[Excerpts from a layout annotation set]

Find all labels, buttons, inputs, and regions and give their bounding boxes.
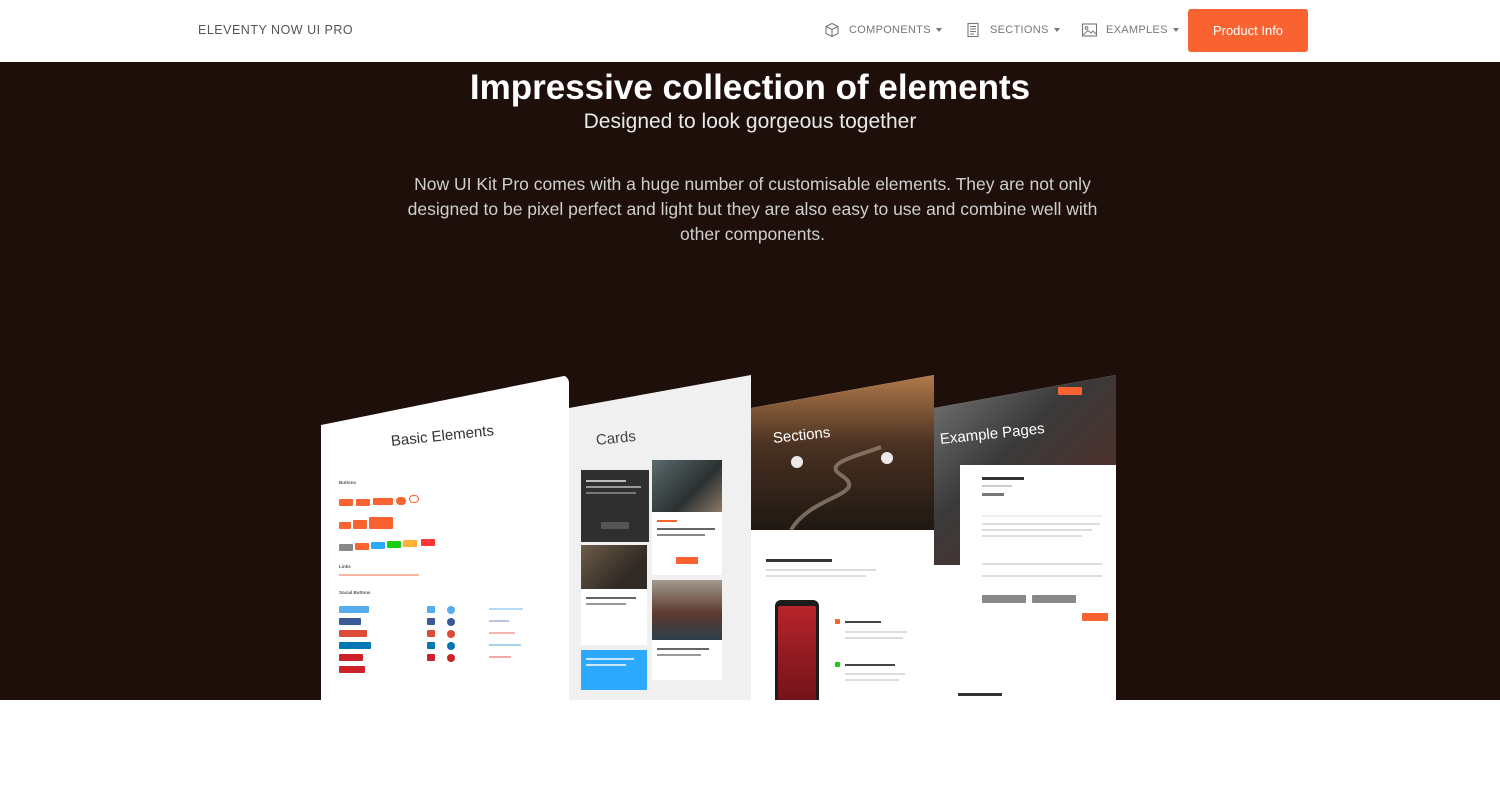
nav-components-dropdown[interactable]: COMPONENTS xyxy=(823,20,942,40)
mini-card-image xyxy=(581,545,647,645)
panel-title: Cards xyxy=(595,427,637,449)
hero-subtitle: Designed to look gorgeous together xyxy=(583,110,917,133)
nav-components-label: COMPONENTS xyxy=(849,24,931,36)
hero-description: Now UI Kit Pro comes with a huge number … xyxy=(407,174,1098,244)
cube-icon xyxy=(823,21,841,39)
nav-examples-dropdown[interactable]: EXAMPLES xyxy=(1080,20,1179,40)
nav-examples-label: EXAMPLES xyxy=(1106,24,1168,36)
sections-preview: Sections xyxy=(751,375,934,700)
mini-card-blue xyxy=(581,650,647,690)
mini-phone xyxy=(775,600,819,700)
nav-sections-label: SECTIONS xyxy=(990,24,1049,36)
caret-down-icon xyxy=(935,28,942,32)
document-icon xyxy=(964,21,982,39)
product-info-button[interactable]: Product Info xyxy=(1188,9,1308,52)
hero-title: Impressive collection of elements xyxy=(469,68,1031,107)
page-below-hero xyxy=(0,700,1500,800)
caret-down-icon xyxy=(1172,28,1179,32)
cards-preview: Cards xyxy=(569,375,751,700)
mini-card-photo xyxy=(652,460,722,575)
mini-card-dark xyxy=(581,470,649,542)
image-icon xyxy=(1080,21,1098,39)
nav-sections-dropdown[interactable]: SECTIONS xyxy=(964,20,1060,40)
mini-product-card xyxy=(960,465,1116,635)
caret-down-icon xyxy=(1053,28,1060,32)
example-pages-preview: Example Pages xyxy=(934,375,1116,700)
basic-elements-preview: Basic Elements Buttons Links Social Butt… xyxy=(321,375,569,700)
mini-buttons-group: Buttons Links Social Buttons xyxy=(339,480,559,700)
hero-section: Impressive collection of elements Design… xyxy=(0,62,1500,700)
navbar: ELEVENTY NOW UI PRO COMPONENTS SECTIONS … xyxy=(0,0,1500,62)
brand-link[interactable]: ELEVENTY NOW UI PRO xyxy=(198,23,353,37)
sections-hero-image xyxy=(751,375,934,532)
mini-card-landscape xyxy=(652,580,722,680)
panel-title: Basic Elements xyxy=(390,422,495,450)
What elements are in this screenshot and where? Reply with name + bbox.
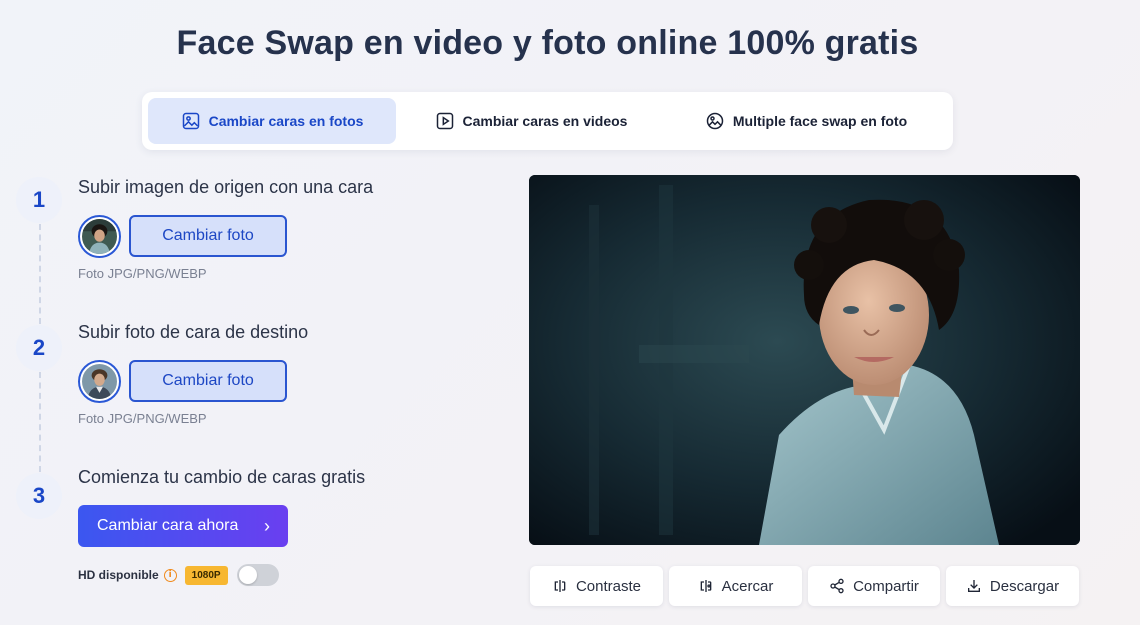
- contrast-button[interactable]: Contraste: [530, 566, 663, 606]
- step-number: 3: [16, 473, 62, 519]
- result-actions: Contraste Acercar Compartir Descargar: [530, 566, 1079, 606]
- source-face-avatar[interactable]: [78, 215, 121, 258]
- mode-tabs: Cambiar caras en fotos Cambiar caras en …: [142, 92, 953, 150]
- page-title: Face Swap en video y foto online 100% gr…: [176, 24, 919, 62]
- download-button[interactable]: Descargar: [946, 566, 1079, 606]
- tab-video-swap[interactable]: Cambiar caras en videos: [396, 98, 666, 144]
- zoom-button[interactable]: Acercar: [669, 566, 802, 606]
- tab-label: Multiple face swap en foto: [732, 113, 908, 129]
- tab-photo-swap[interactable]: Cambiar caras en fotos: [148, 98, 396, 144]
- target-face-avatar[interactable]: [78, 360, 121, 403]
- multi-face-image-icon: [706, 112, 724, 130]
- tab-label: Cambiar caras en fotos: [208, 113, 364, 129]
- change-source-photo-button[interactable]: Cambiar foto: [129, 215, 287, 257]
- video-play-icon: [436, 112, 453, 130]
- action-label: Contraste: [575, 577, 642, 595]
- compare-icon: [554, 580, 566, 592]
- chevron-right-icon: ›: [264, 516, 270, 536]
- step-title: Subir foto de cara de destino: [78, 322, 309, 342]
- result-image: [529, 175, 1080, 545]
- swap-button-label: Cambiar cara ahora: [97, 517, 239, 534]
- share-icon: [830, 578, 844, 594]
- tab-multiple-face-swap[interactable]: Multiple face swap en foto: [666, 98, 946, 144]
- file-format-hint: Foto JPG/PNG/WEBP: [78, 266, 207, 281]
- action-label: Compartir: [853, 577, 919, 595]
- download-icon: [967, 580, 980, 592]
- step-connector: [39, 372, 41, 472]
- zoom-compare-icon: [700, 580, 711, 592]
- toggle-knob: [238, 566, 257, 584]
- share-button[interactable]: Compartir: [808, 566, 940, 606]
- hd-toggle[interactable]: [236, 564, 279, 586]
- step-title: Comienza tu cambio de caras gratis: [78, 467, 366, 487]
- action-label: Acercar: [721, 577, 774, 595]
- change-target-photo-button[interactable]: Cambiar foto: [129, 360, 287, 402]
- step-connector: [39, 224, 41, 324]
- step-number: 1: [16, 177, 62, 223]
- image-icon: [182, 112, 199, 130]
- action-label: Descargar: [989, 577, 1060, 595]
- file-format-hint: Foto JPG/PNG/WEBP: [78, 411, 207, 426]
- info-icon[interactable]: i: [163, 568, 177, 582]
- swap-face-now-button[interactable]: Cambiar cara ahora ›: [78, 505, 288, 547]
- hd-label: HD disponible: [78, 568, 159, 582]
- tab-label: Cambiar caras en videos: [462, 113, 628, 129]
- step-title: Subir imagen de origen con una cara: [78, 177, 374, 197]
- hd-option: HD disponible i 1080P: [78, 564, 279, 586]
- step-number: 2: [16, 325, 62, 371]
- resolution-badge: 1080P: [184, 565, 228, 585]
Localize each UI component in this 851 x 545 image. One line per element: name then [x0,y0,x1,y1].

### Goal of the exercise
Extract every line of the rows above that contains the string "file", matching case exactly.

### Output below
- file-format-hint: Foto JPG/PNG/WEBP: [78, 266, 207, 281]
- file-format-hint: Foto JPG/PNG/WEBP: [78, 411, 207, 426]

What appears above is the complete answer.